OBJECTIVE -
Print the entries in full, word for word, but not the pictures.

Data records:
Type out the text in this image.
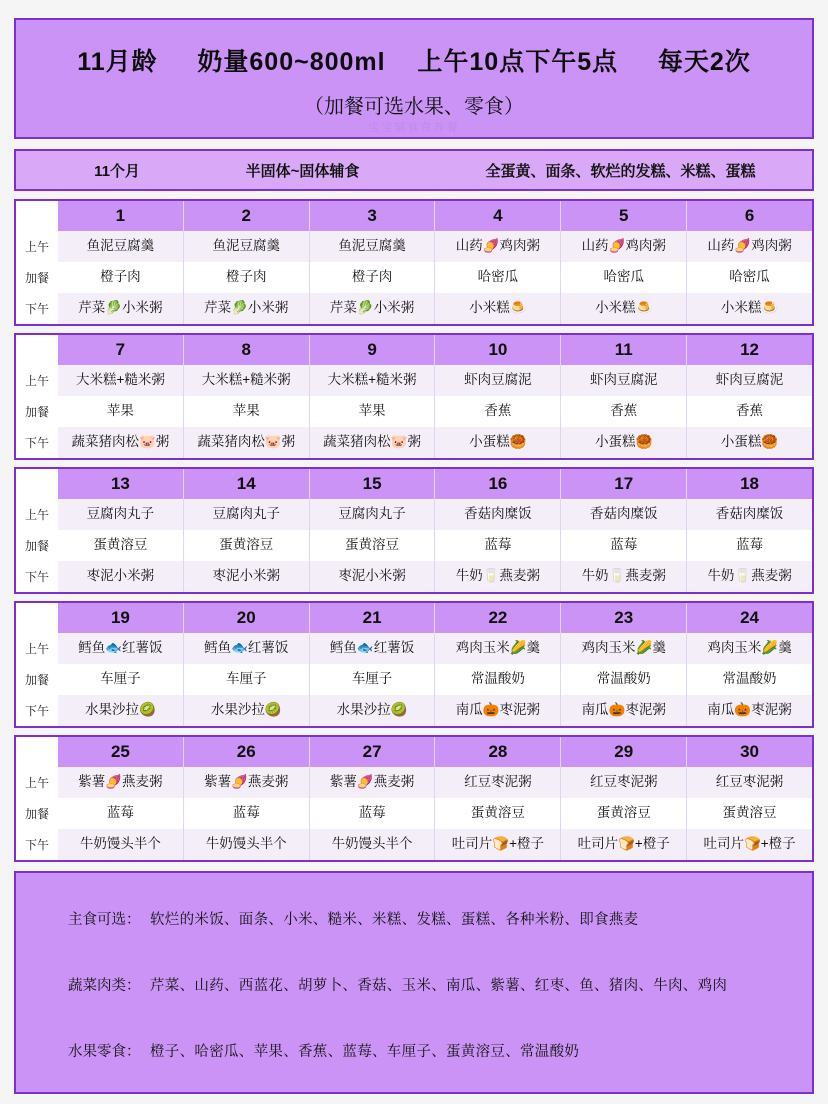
11月龄 奶量600~800ml 上午10点下午5点 每天2次
（加餐可选水果、零食）
宝宝辅食营养餐
11个月	半固体~固体辅食	全蛋黄、面条、软烂的发糕、米糕、蛋糕
上午
加餐
下午
1
鱼泥豆腐羹
橙子肉
芹菜🥬小米粥
2
鱼泥豆腐羹
橙子肉
芹菜🥬小米粥
3
鱼泥豆腐羹
橙子肉
芹菜🥬小米粥
4
山药🍠鸡肉粥
哈密瓜
小米糕🍮
5
山药🍠鸡肉粥
哈密瓜
小米糕🍮
6
山药🍠鸡肉粥
哈密瓜
小米糕🍮
上午
加餐
下午
7
大米糕+糙米粥
苹果
蔬菜猪肉松🐷粥
8
大米糕+糙米粥
苹果
蔬菜猪肉松🐷粥
9
大米糕+糙米粥
苹果
蔬菜猪肉松🐷粥
10
虾肉豆腐泥
香蕉
小蛋糕🥮
11
虾肉豆腐泥
香蕉
小蛋糕🥮
12
虾肉豆腐泥
香蕉
小蛋糕🥮
上午
加餐
下午
13
豆腐肉丸子
蛋黄溶豆
枣泥小米粥
14
豆腐肉丸子
蛋黄溶豆
枣泥小米粥
15
豆腐肉丸子
蛋黄溶豆
枣泥小米粥
16
香菇肉糜饭
蓝莓
牛奶🥛燕麦粥
17
香菇肉糜饭
蓝莓
牛奶🥛燕麦粥
18
香菇肉糜饭
蓝莓
牛奶🥛燕麦粥
上午
加餐
下午
19
鳕鱼🐟红薯饭
车厘子
水果沙拉🥝
20
鳕鱼🐟红薯饭
车厘子
水果沙拉🥝
21
鳕鱼🐟红薯饭
车厘子
水果沙拉🥝
22
鸡肉玉米🌽羹
常温酸奶
南瓜🎃枣泥粥
23
鸡肉玉米🌽羹
常温酸奶
南瓜🎃枣泥粥
24
鸡肉玉米🌽羹
常温酸奶
南瓜🎃枣泥粥
上午
加餐
下午
25
紫薯🍠燕麦粥
蓝莓
牛奶馒头半个
26
紫薯🍠燕麦粥
蓝莓
牛奶馒头半个
27
紫薯🍠燕麦粥
蓝莓
牛奶馒头半个
28
红豆枣泥粥
蛋黄溶豆
吐司片🍞+橙子
29
红豆枣泥粥
蛋黄溶豆
吐司片🍞+橙子
30
红豆枣泥粥
蛋黄溶豆
吐司片🍞+橙子
主食可选： 软烂的米饭、面条、小米、糙米、米糕、发糕、蛋糕、各种米粉、即食燕麦
蔬菜肉类： 芹菜、山药、西蓝花、胡萝卜、香菇、玉米、南瓜、紫薯、红枣、鱼、猪肉、牛肉、鸡肉
水果零食： 橙子、哈密瓜、苹果、香蕉、蓝莓、车厘子、蛋黄溶豆、常温酸奶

COMPLETE ANSWER -
Type out the text in this image.
11月龄 奶量600~800ml 上午10点下午5点 每天2次
（加餐可选水果、零食）
宝宝辅食营养餐
11个月	半固体~固体辅食	全蛋黄、面条、软烂的发糕、米糕、蛋糕
上午
加餐
下午
1
鱼泥豆腐羹
橙子肉
芹菜🥬小米粥
2
鱼泥豆腐羹
橙子肉
芹菜🥬小米粥
3
鱼泥豆腐羹
橙子肉
芹菜🥬小米粥
4
山药🍠鸡肉粥
哈密瓜
小米糕🍮
5
山药🍠鸡肉粥
哈密瓜
小米糕🍮
6
山药🍠鸡肉粥
哈密瓜
小米糕🍮
上午
加餐
下午
7
大米糕+糙米粥
苹果
蔬菜猪肉松🐷粥
8
大米糕+糙米粥
苹果
蔬菜猪肉松🐷粥
9
大米糕+糙米粥
苹果
蔬菜猪肉松🐷粥
10
虾肉豆腐泥
香蕉
小蛋糕🥮
11
虾肉豆腐泥
香蕉
小蛋糕🥮
12
虾肉豆腐泥
香蕉
小蛋糕🥮
上午
加餐
下午
13
豆腐肉丸子
蛋黄溶豆
枣泥小米粥
14
豆腐肉丸子
蛋黄溶豆
枣泥小米粥
15
豆腐肉丸子
蛋黄溶豆
枣泥小米粥
16
香菇肉糜饭
蓝莓
牛奶🥛燕麦粥
17
香菇肉糜饭
蓝莓
牛奶🥛燕麦粥
18
香菇肉糜饭
蓝莓
牛奶🥛燕麦粥
上午
加餐
下午
19
鳕鱼🐟红薯饭
车厘子
水果沙拉🥝
20
鳕鱼🐟红薯饭
车厘子
水果沙拉🥝
21
鳕鱼🐟红薯饭
车厘子
水果沙拉🥝
22
鸡肉玉米🌽羹
常温酸奶
南瓜🎃枣泥粥
23
鸡肉玉米🌽羹
常温酸奶
南瓜🎃枣泥粥
24
鸡肉玉米🌽羹
常温酸奶
南瓜🎃枣泥粥
上午
加餐
下午
25
紫薯🍠燕麦粥
蓝莓
牛奶馒头半个
26
紫薯🍠燕麦粥
蓝莓
牛奶馒头半个
27
紫薯🍠燕麦粥
蓝莓
牛奶馒头半个
28
红豆枣泥粥
蛋黄溶豆
吐司片🍞+橙子
29
红豆枣泥粥
蛋黄溶豆
吐司片🍞+橙子
30
红豆枣泥粥
蛋黄溶豆
吐司片🍞+橙子
主食可选： 软烂的米饭、面条、小米、糙米、米糕、发糕、蛋糕、各种米粉、即食燕麦
蔬菜肉类： 芹菜、山药、西蓝花、胡萝卜、香菇、玉米、南瓜、紫薯、红枣、鱼、猪肉、牛肉、鸡肉
水果零食： 橙子、哈密瓜、苹果、香蕉、蓝莓、车厘子、蛋黄溶豆、常温酸奶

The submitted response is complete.